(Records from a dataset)
════════
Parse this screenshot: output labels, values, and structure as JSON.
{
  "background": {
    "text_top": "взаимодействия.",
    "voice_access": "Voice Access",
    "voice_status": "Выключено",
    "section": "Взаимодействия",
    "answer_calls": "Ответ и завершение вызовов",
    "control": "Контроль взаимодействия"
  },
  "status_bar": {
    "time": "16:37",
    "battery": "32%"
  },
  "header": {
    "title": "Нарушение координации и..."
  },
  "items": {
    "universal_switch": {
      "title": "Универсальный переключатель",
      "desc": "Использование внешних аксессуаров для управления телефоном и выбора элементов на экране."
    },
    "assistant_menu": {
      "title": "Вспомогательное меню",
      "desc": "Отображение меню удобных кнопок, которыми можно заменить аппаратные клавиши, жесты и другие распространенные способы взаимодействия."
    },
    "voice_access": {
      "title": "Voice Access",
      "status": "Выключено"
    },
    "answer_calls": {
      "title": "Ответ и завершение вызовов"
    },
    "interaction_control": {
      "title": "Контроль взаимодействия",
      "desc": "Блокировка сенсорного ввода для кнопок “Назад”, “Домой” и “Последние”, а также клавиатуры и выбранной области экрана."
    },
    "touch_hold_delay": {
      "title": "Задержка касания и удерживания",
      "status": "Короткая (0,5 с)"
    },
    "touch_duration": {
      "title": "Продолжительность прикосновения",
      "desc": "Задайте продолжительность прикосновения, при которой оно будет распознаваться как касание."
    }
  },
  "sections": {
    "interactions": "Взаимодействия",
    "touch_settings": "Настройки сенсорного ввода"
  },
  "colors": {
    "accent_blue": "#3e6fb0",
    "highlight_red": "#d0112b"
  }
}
════════
Repeat the records above in full, character for character.

Parse this screenshot: output labels, values, and structure as JSON.
{
  "background": {
    "text_top": "взаимодействия.",
    "voice_access": "Voice Access",
    "voice_status": "Выключено",
    "section": "Взаимодействия",
    "answer_calls": "Ответ и завершение вызовов",
    "control": "Контроль взаимодействия"
  },
  "status_bar": {
    "time": "16:37",
    "battery": "32%"
  },
  "header": {
    "title": "Нарушение координации и..."
  },
  "items": {
    "universal_switch": {
      "title": "Универсальный переключатель",
      "desc": "Использование внешних аксессуаров для управления телефоном и выбора элементов на экране."
    },
    "assistant_menu": {
      "title": "Вспомогательное меню",
      "desc": "Отображение меню удобных кнопок, которыми можно заменить аппаратные клавиши, жесты и другие распространенные способы взаимодействия."
    },
    "voice_access": {
      "title": "Voice Access",
      "status": "Выключено"
    },
    "answer_calls": {
      "title": "Ответ и завершение вызовов"
    },
    "interaction_control": {
      "title": "Контроль взаимодействия",
      "desc": "Блокировка сенсорного ввода для кнопок “Назад”, “Домой” и “Последние”, а также клавиатуры и выбранной области экрана."
    },
    "touch_hold_delay": {
      "title": "Задержка касания и удерживания",
      "status": "Короткая (0,5 с)"
    },
    "touch_duration": {
      "title": "Продолжительность прикосновения",
      "desc": "Задайте продолжительность прикосновения, при которой оно будет распознаваться как касание."
    }
  },
  "sections": {
    "interactions": "Взаимодействия",
    "touch_settings": "Настройки сенсорного ввода"
  },
  "colors": {
    "accent_blue": "#3e6fb0",
    "highlight_red": "#d0112b"
  }
}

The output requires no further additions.